▸ YOUR OBJECTIVE
Transcribe the lines from the one containing "Enumerate this chart's" to the last line, inclusive, word for word. Include no pictures.
• • • •
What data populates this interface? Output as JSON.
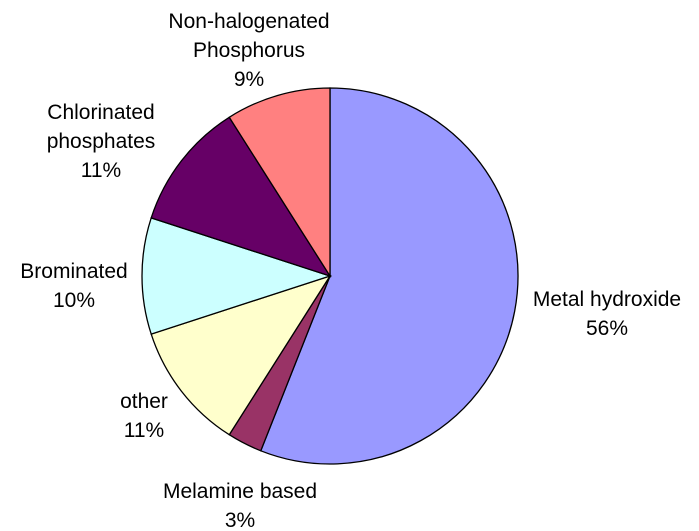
{
  "chart_data": {
    "type": "pie",
    "start_angle_deg": 0,
    "direction": "clockwise",
    "slices": [
      {
        "label": [
          "Metal hydroxide"
        ],
        "percent_label": "56%",
        "value": 56,
        "color": "#9999ff"
      },
      {
        "label": [
          "Melamine based"
        ],
        "percent_label": "3%",
        "value": 3,
        "color": "#993366"
      },
      {
        "label": [
          "other"
        ],
        "percent_label": "11%",
        "value": 11,
        "color": "#ffffcc"
      },
      {
        "label": [
          "Brominated"
        ],
        "percent_label": "10%",
        "value": 10,
        "color": "#ccffff"
      },
      {
        "label": [
          "Chlorinated",
          "phosphates"
        ],
        "percent_label": "11%",
        "value": 11,
        "color": "#660066"
      },
      {
        "label": [
          "Non-halogenated",
          "Phosphorus"
        ],
        "percent_label": "9%",
        "value": 9,
        "color": "#ff8080"
      }
    ]
  }
}
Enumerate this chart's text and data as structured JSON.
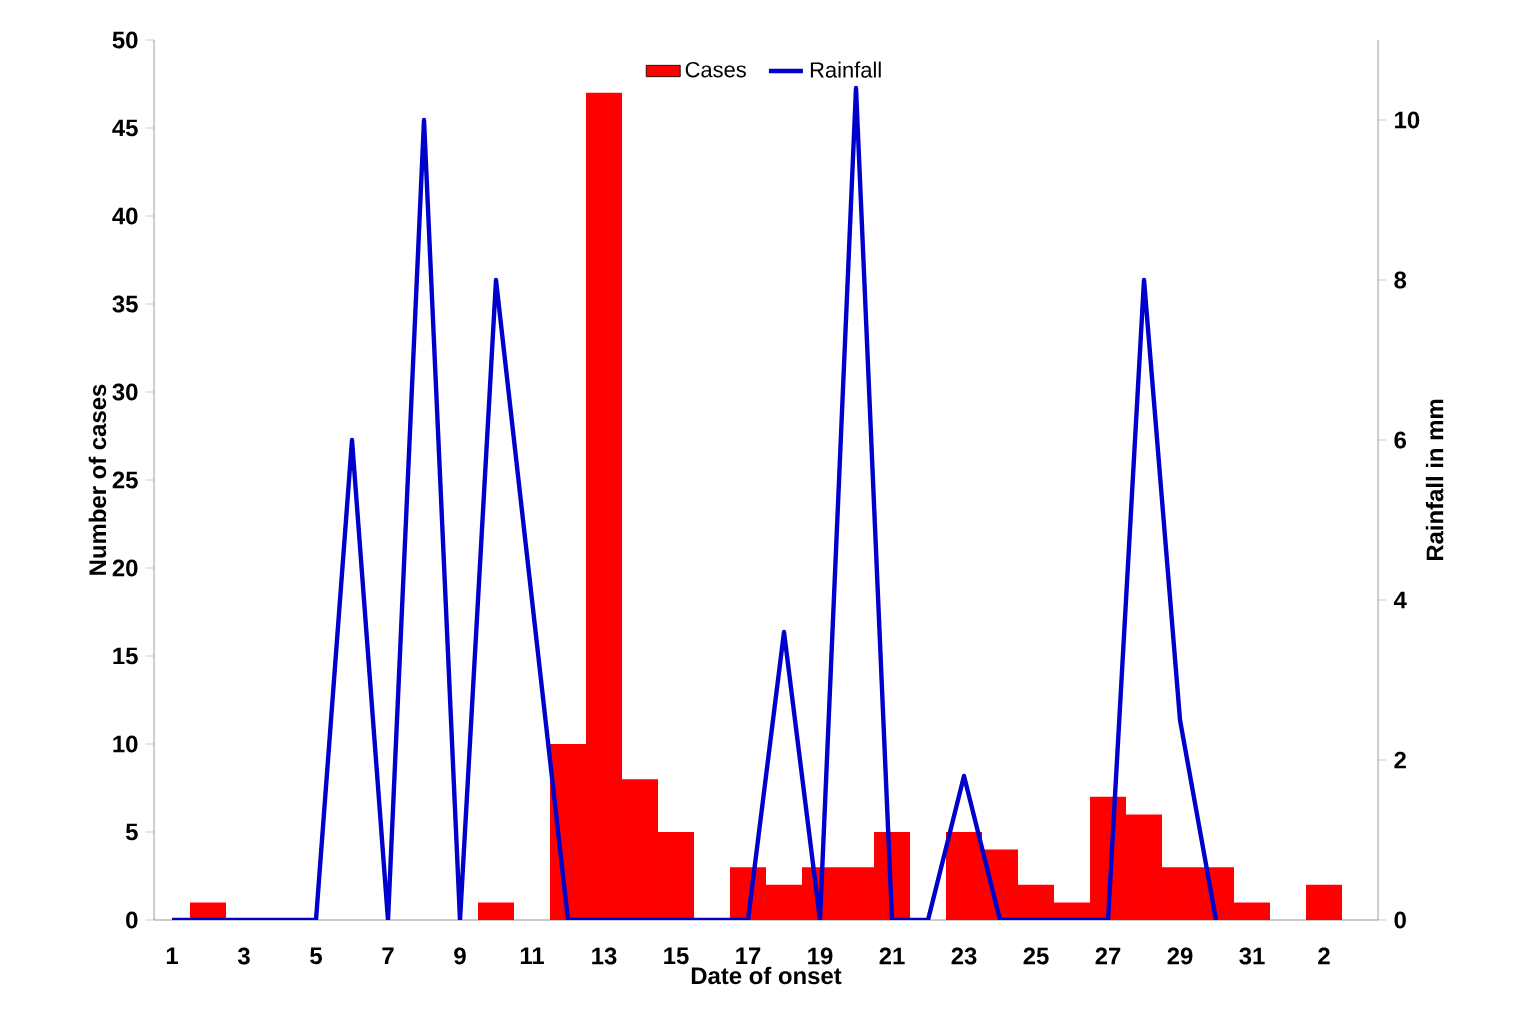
{
  "chart_data": {
    "type": "bar",
    "xlabel": "Date of onset",
    "ylabel": "Number of cases",
    "y2label": "Rainfall in mm",
    "categories": [
      "1",
      null,
      "3",
      null,
      "5",
      null,
      "7",
      null,
      "9",
      null,
      "11",
      null,
      "13",
      null,
      "15",
      null,
      "17",
      null,
      "19",
      null,
      "21",
      null,
      "23",
      null,
      "25",
      null,
      "27",
      null,
      "29",
      null,
      "31",
      null,
      "2",
      null
    ],
    "series": [
      {
        "name": "Cases",
        "color": "#ff0000",
        "values": [
          0,
          1,
          0,
          0,
          0,
          0,
          0,
          0,
          0,
          1,
          0,
          10,
          47,
          8,
          5,
          0,
          3,
          2,
          3,
          3,
          5,
          0,
          5,
          4,
          2,
          1,
          7,
          6,
          3,
          3,
          1,
          0,
          2,
          null
        ]
      },
      {
        "name": "Rainfall",
        "type": "line",
        "axis": "y2",
        "color": "#0000cc",
        "values": [
          0,
          0,
          0,
          0,
          0,
          6,
          0,
          10,
          0,
          8,
          4,
          0,
          0,
          0,
          0,
          0,
          0,
          3.6,
          0,
          10.4,
          0,
          0,
          1.8,
          0,
          0,
          0,
          0,
          8,
          2.5,
          0,
          null,
          null,
          null,
          null
        ]
      }
    ],
    "ylim": [
      0,
      50
    ],
    "yticks": [
      0,
      5,
      10,
      15,
      20,
      25,
      30,
      35,
      40,
      45,
      50
    ],
    "y2lim": [
      0,
      11
    ],
    "y2ticks": [
      0,
      2,
      4,
      6,
      8,
      10
    ],
    "legend": "top"
  }
}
• • • •
▸ COMPLETED EXERCISE
Enumerate this chart's text and data as structured JSON.
{
  "chart_data": {
    "type": "bar",
    "xlabel": "Date of onset",
    "ylabel": "Number of cases",
    "y2label": "Rainfall in mm",
    "categories": [
      "1",
      null,
      "3",
      null,
      "5",
      null,
      "7",
      null,
      "9",
      null,
      "11",
      null,
      "13",
      null,
      "15",
      null,
      "17",
      null,
      "19",
      null,
      "21",
      null,
      "23",
      null,
      "25",
      null,
      "27",
      null,
      "29",
      null,
      "31",
      null,
      "2",
      null
    ],
    "series": [
      {
        "name": "Cases",
        "color": "#ff0000",
        "values": [
          0,
          1,
          0,
          0,
          0,
          0,
          0,
          0,
          0,
          1,
          0,
          10,
          47,
          8,
          5,
          0,
          3,
          2,
          3,
          3,
          5,
          0,
          5,
          4,
          2,
          1,
          7,
          6,
          3,
          3,
          1,
          0,
          2,
          null
        ]
      },
      {
        "name": "Rainfall",
        "type": "line",
        "axis": "y2",
        "color": "#0000cc",
        "values": [
          0,
          0,
          0,
          0,
          0,
          6,
          0,
          10,
          0,
          8,
          4,
          0,
          0,
          0,
          0,
          0,
          0,
          3.6,
          0,
          10.4,
          0,
          0,
          1.8,
          0,
          0,
          0,
          0,
          8,
          2.5,
          0,
          null,
          null,
          null,
          null
        ]
      }
    ],
    "ylim": [
      0,
      50
    ],
    "yticks": [
      0,
      5,
      10,
      15,
      20,
      25,
      30,
      35,
      40,
      45,
      50
    ],
    "y2lim": [
      0,
      11
    ],
    "y2ticks": [
      0,
      2,
      4,
      6,
      8,
      10
    ],
    "legend": "top"
  }
}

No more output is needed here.